* _DOCUMENT TEXT_
[BEGIN]

Managers are carrying more of the workplace load, but the latest engagement data suggests many are doing it with less energy, less clarity, and less support than they had a year ago.
That is no longer a soft culture issue. It is a performance risk. Gallup’s 2026 workplace reporting shows global manager engagement fell to 22% in 2025, down from 27% in 2024. The same reporting ties poor engagement to more than $10 trillion in lost productivity worldwide.
The data that got my attention
The number that stood out is the five-point drop in manager engagement in a single year. Gallup’s 2026 State of the Global Workplace coverage reports that manager engagement fell from 27% in 2024 to 22% in 2025. Global employee engagement also fell to 20%.
That matters because Gallup has long found that managers account for about 70% of the variance in team-level engagement. In plain English, the person closest to the team is still the biggest driver of whether people feel clear, connected, and willing to give discretionary effort.
| Metric | Latest figure | Why it matters |
|---|---|---|
| Global employee engagement | 20% in 2025 | Only one in five employees is engaged at work |
| Manager engagement | 22% in 2025 | Managers are barely above the global employee average |
| Manager engagement change | Down 5 points from 2024 | The decline is sharp enough to show up in team performance |
| Team engagement variance tied to managers | 70% | Manager capability remains the central operating factor |
| Estimated lost productivity | More than $10 trillion | Disengagement now shows up as a balance-sheet issue |
Why this matters now
Companies have spent the last several years asking managers to absorb every workplace shock. They handled remote work, return-to-office tension, AI adoption, hiring freezes, budget pressure, and employee anxiety. Many did it without a reset of expectations.
The result is a middle layer that is expected to translate strategy, calm teams, coach people, enforce policy, improve productivity, and protect culture. That job design is breaking. When managers are burned out, they do not simply feel tired. They become less available for the work that keeps teams healthy.
Burned-out managers cancel one-on-ones, delay feedback, avoid hard conversations, and communicate in short bursts. Teams read that silence as distance. Distance turns into confusion, and confusion turns into rework, missed priorities, and preventable turnover.
What the research actually shows
The newest data points to a clear pattern. Manager burnout is not only a personal well-being problem. It is a system signal. When engagement drops among managers, the effect spreads because managers shape the daily experience of work.
Gallup’s findings are especially important because the firm separates manager engagement from overall employee engagement. That distinction matters. A company can run a broad engagement campaign and still miss the group that most affects team conditions.
Other workplace surveys add context. Recent burnout summaries cite 55% of U.S. workers reporting burnout, 65% of managers saying long hours significantly affect stress, and 72% of burned-out employees saying they are less efficient. Even when those figures come from different surveys, they point in the same direction: stress is now tied directly to output quality.
The practical lesson is simple. A manager cannot sustain team clarity if their own priorities are unclear. A manager cannot coach well if their calendar is consumed by status meetings. A manager cannot improve morale if the organization treats them as an unlimited buffer.

[END]

* _PROMPT A_
Which workplace shocks does the manager engagement article say managers handled? List every one.
* _PROMPT B_
In the manager engagement article, swap "manager engagement" for "supervisor engagement" throughout the passage starting with "That is no longer" and going on through "fell to 20%.", and write out the changed passage.

(Image element box records)

[BEGIN]

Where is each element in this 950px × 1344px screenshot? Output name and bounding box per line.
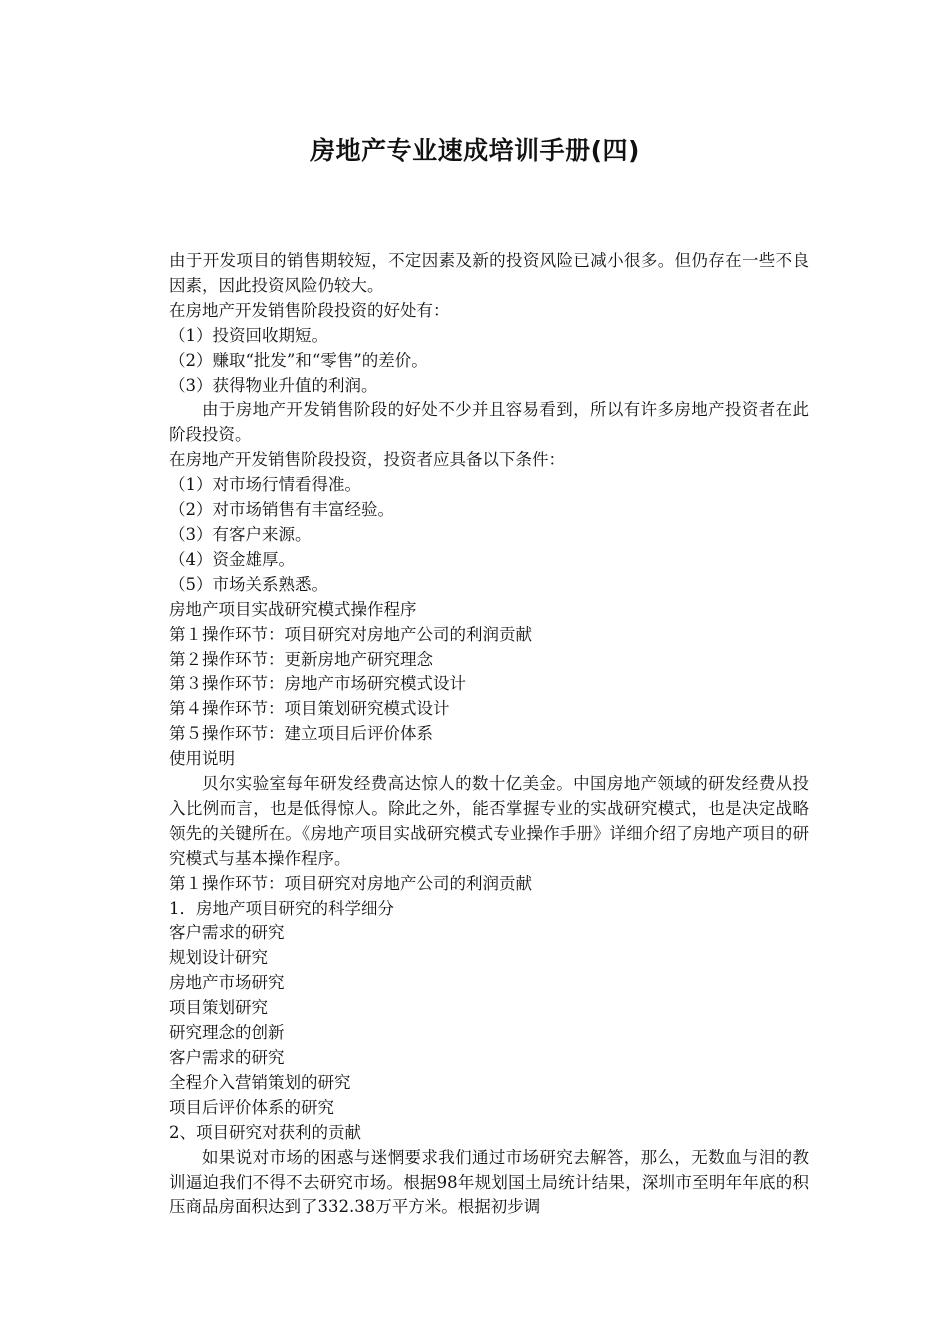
paragraph: （1）对市场行情看得准。: [169, 475, 361, 495]
paragraph: 项目策划研究: [169, 998, 268, 1018]
paragraph: 规划设计研究: [169, 948, 268, 968]
paragraph: 客户需求的研究: [169, 1048, 285, 1067]
paragraph: 第４操作环节：项目策划研究模式设计: [169, 699, 450, 719]
paragraph: 第１操作环节：项目研究对房地产公司的利润贡献: [169, 624, 532, 644]
paragraph: （5）市场关系熟悉。: [169, 574, 328, 594]
paragraph: 第２操作环节：更新房地产研究理念: [169, 649, 433, 669]
paragraph: 全程介入营销策划的研究: [169, 1072, 351, 1092]
paragraph: 房地产市场研究: [169, 973, 285, 993]
paragraph: （2）对市场销售有丰富经验。: [169, 500, 394, 520]
paragraph: 在房地产开发销售阶段投资，投资者应具备以下条件：: [169, 450, 565, 470]
paragraph: 在房地产开发销售阶段投资的好处有：: [169, 300, 450, 320]
page-title: 房地产专业速成培训手册(四): [310, 136, 640, 165]
paragraph: 第１操作环节：项目研究对房地产公司的利润贡献: [169, 873, 532, 893]
paragraph: （3）获得物业升值的利润。: [169, 375, 378, 395]
paragraph: 第３操作环节：房地产市场研究模式设计: [169, 674, 466, 694]
paragraph: 由于房地产开发销售阶段的好处不少并且容易看到，所以有许多房地产投资者在此阶段投资。: [169, 400, 809, 445]
paragraph: 研究理念的创新: [169, 1023, 285, 1043]
paragraph: 使用说明: [169, 749, 235, 769]
paragraph: 1．房地产项目研究的科学细分: [169, 898, 394, 918]
paragraph: 2、项目研究对获利的贡献: [169, 1122, 361, 1142]
paragraph: 如果说对市场的困惑与迷惘要求我们通过市场研究去解答，那么，无数血与泪的教训逼迫我们不得不去研究市场。根据98年规划国土局统计结果，深圳市至明年年底的积压商品房面积达到了332.38万平方米。根据初步调: [169, 1147, 809, 1217]
paragraph: 项目后评价体系的研究: [169, 1097, 334, 1117]
paragraph: 客户需求的研究: [169, 923, 285, 943]
paragraph: （4）资金雄厚。: [169, 549, 295, 569]
paragraph: 由于开发项目的销售期较短，不定因素及新的投资风险已减小很多。但仍存在一些不良因素，因此投资风险仍较大。: [169, 251, 809, 295]
paragraph: 房地产项目实战研究模式操作程序: [169, 599, 417, 619]
paragraph: 第５操作环节：建立项目后评价体系: [169, 724, 433, 744]
paragraph: （1）投资回收期短。: [169, 325, 328, 345]
paragraph: （3）有客户来源。: [169, 524, 312, 544]
paragraph: （2）赚取“批发”和“零售”的差价。: [169, 350, 428, 370]
paragraph: 贝尔实验室每年研发经费高达惊人的数十亿美金。中国房地产领域的研发经费从投入比例而言，也是低得惊人。除此之外，能否掌握专业的实战研究模式，也是决定战略领先的关键所在。《房地产项目实战研究模式专业操作手册》详细介绍了房地产项目的研究模式与基本操作程序。: [169, 774, 809, 868]
document-body: [169, 249, 809, 1220]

[END]

* _EXPECTED OUTPUT A_
- Remote work
- Return-to-office tension
- AI adoption
- Hiring freezes
- Budget pressure
- Employee anxiety

* _EXPECTED OUTPUT B_
That is no longer a soft culture issue. It is a performance risk. Gallup’s 2026 workplace reporting shows global supervisor engagement fell to 22% in 2025, down from 27% in 2024. The same reporting ties poor engagement to more than $10 trillion in lost productivity worldwide.
The data that got my attention
The number that stood out is the five-point drop in supervisor engagement in a single year. Gallup’s 2026 State of the Global Workplace coverage reports that supervisor engagement fell from 27% in 2024 to 22% in 2025. Global employee engagement also fell to 20%.